[Dataset items]
[BEGIN]

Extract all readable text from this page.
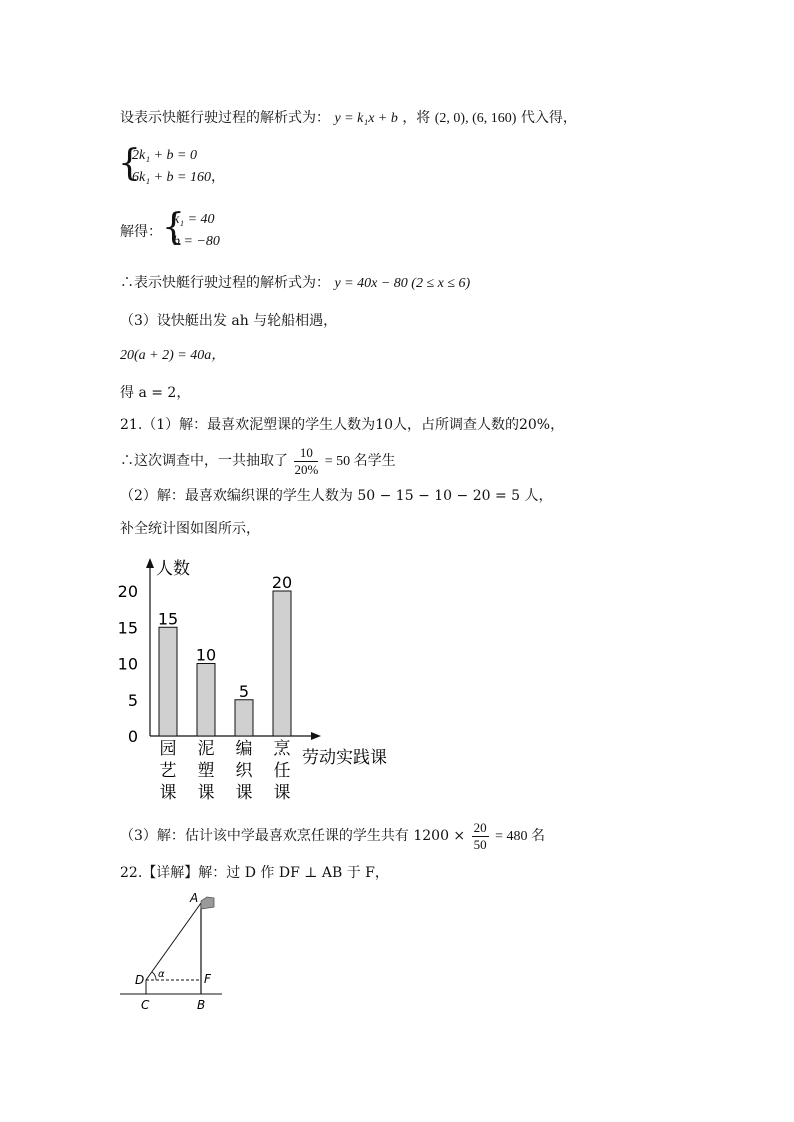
设表示快艇行驶过程的解析式为： y = k₁x + b ，将 (2, 0), (6, 160) 代入得，
{
2k₁ + b = 0
6k₁ + b = 160，
解得： {
k₁ = 40
b = −80
∴表示快艇行驶过程的解析式为： y = 40x − 80 (2 ≤ x ≤ 6)
（3）设快艇出发 ah 与轮船相遇，
20(a + 2) = 40a，
得 a = 2，
21.（1）解：最喜欢泥塑课的学生人数为10人，占所调查人数的20%，
∴这次调查中，一共抽取了 $\frac{10}{20\%} = 50$ 名学生
（2）解：最喜欢编织课的学生人数为 50 − 15 − 10 − 20 = 5 人，
补全统计图如图所示，
人数
劳动实践课
0
5
10
15
20
15
园
艺
课
10
泥
塑
课
5
编
织
课
20
烹
任
课
（3）解：估计该中学最喜欢烹任课的学生共有 $1200 \times \frac{20}{50} = 480$ 名
22.【详解】解：过 D 作 DF ⊥ AB 于 F，
A
D α	F
C	B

[END]

What the task asks: Copy the material above in full and exactly, skipping pictures.

Written answer:
Extract all readable text from this page.
设表示快艇行驶过程的解析式为： y = k₁x + b ，将 (2, 0), (6, 160) 代入得，
{
2k₁ + b = 0
6k₁ + b = 160，
解得： {
k₁ = 40
b = −80
∴表示快艇行驶过程的解析式为： y = 40x − 80 (2 ≤ x ≤ 6)
（3）设快艇出发 ah 与轮船相遇，
20(a + 2) = 40a，
得 a = 2，
21.（1）解：最喜欢泥塑课的学生人数为10人，占所调查人数的20%，
∴这次调查中，一共抽取了 $\frac{10}{20\%} = 50$ 名学生
（2）解：最喜欢编织课的学生人数为 50 − 15 − 10 − 20 = 5 人，
补全统计图如图所示，
人数
劳动实践课
0
5
10
15
20
15
园
艺
课
10
泥
塑
课
5
编
织
课
20
烹
任
课
（3）解：估计该中学最喜欢烹任课的学生共有 $1200 \times \frac{20}{50} = 480$ 名
22.【详解】解：过 D 作 DF ⊥ AB 于 F，
A
D α	F
C	B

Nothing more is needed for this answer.